Exercise data.
--------

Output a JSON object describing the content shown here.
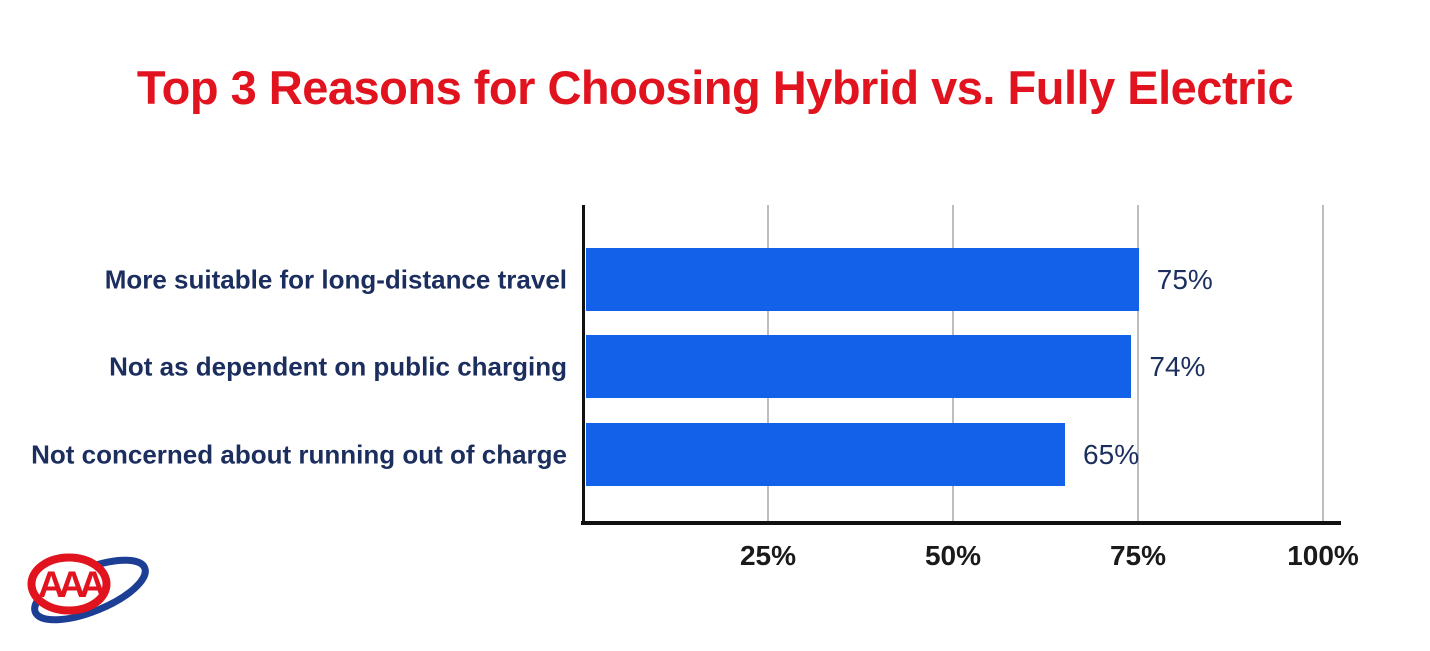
{
  "page": {
    "background": "#FFFFFF"
  },
  "header": {
    "title": "Top 3 Reasons for Choosing Hybrid vs. Fully Electric",
    "title_color": "#E0131F"
  },
  "chart_data": {
    "type": "bar",
    "orientation": "horizontal",
    "title": "Top 3 Reasons for Choosing Hybrid vs. Fully Electric",
    "categories": [
      "More suitable for long-distance travel",
      "Not as dependent on public charging",
      "Not concerned about running out of charge"
    ],
    "values": [
      75,
      74,
      65
    ],
    "value_labels": [
      "75%",
      "74%",
      "65%"
    ],
    "xlim": [
      0,
      100
    ],
    "x_ticks": [
      {
        "label": "25%",
        "value": 25
      },
      {
        "label": "50%",
        "value": 50
      },
      {
        "label": "75%",
        "value": 75
      },
      {
        "label": "100%",
        "value": 100
      }
    ],
    "grid": "vertical-gridlines-on",
    "legend": "none",
    "bar_color": "#1261E8",
    "category_label_color": "#1B2E5E",
    "value_label_color": "#1B2E5E",
    "tick_label_color": "#1A1A1A",
    "gridline_color": "#BDBDBD",
    "axis_color": "#111111"
  },
  "logo": {
    "name": "AAA",
    "text": "AAA",
    "oval_color": "#E0131F",
    "swoosh_color": "#1C3E94"
  }
}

--------

What is needed.
Output the records above exactly as they are, leaving out the pictures.

Full solution.
Output a JSON object describing the content shown here.
{
  "page": {
    "background": "#FFFFFF"
  },
  "header": {
    "title": "Top 3 Reasons for Choosing Hybrid vs. Fully Electric",
    "title_color": "#E0131F"
  },
  "chart_data": {
    "type": "bar",
    "orientation": "horizontal",
    "title": "Top 3 Reasons for Choosing Hybrid vs. Fully Electric",
    "categories": [
      "More suitable for long-distance travel",
      "Not as dependent on public charging",
      "Not concerned about running out of charge"
    ],
    "values": [
      75,
      74,
      65
    ],
    "value_labels": [
      "75%",
      "74%",
      "65%"
    ],
    "xlim": [
      0,
      100
    ],
    "x_ticks": [
      {
        "label": "25%",
        "value": 25
      },
      {
        "label": "50%",
        "value": 50
      },
      {
        "label": "75%",
        "value": 75
      },
      {
        "label": "100%",
        "value": 100
      }
    ],
    "grid": "vertical-gridlines-on",
    "legend": "none",
    "bar_color": "#1261E8",
    "category_label_color": "#1B2E5E",
    "value_label_color": "#1B2E5E",
    "tick_label_color": "#1A1A1A",
    "gridline_color": "#BDBDBD",
    "axis_color": "#111111"
  },
  "logo": {
    "name": "AAA",
    "text": "AAA",
    "oval_color": "#E0131F",
    "swoosh_color": "#1C3E94"
  }
}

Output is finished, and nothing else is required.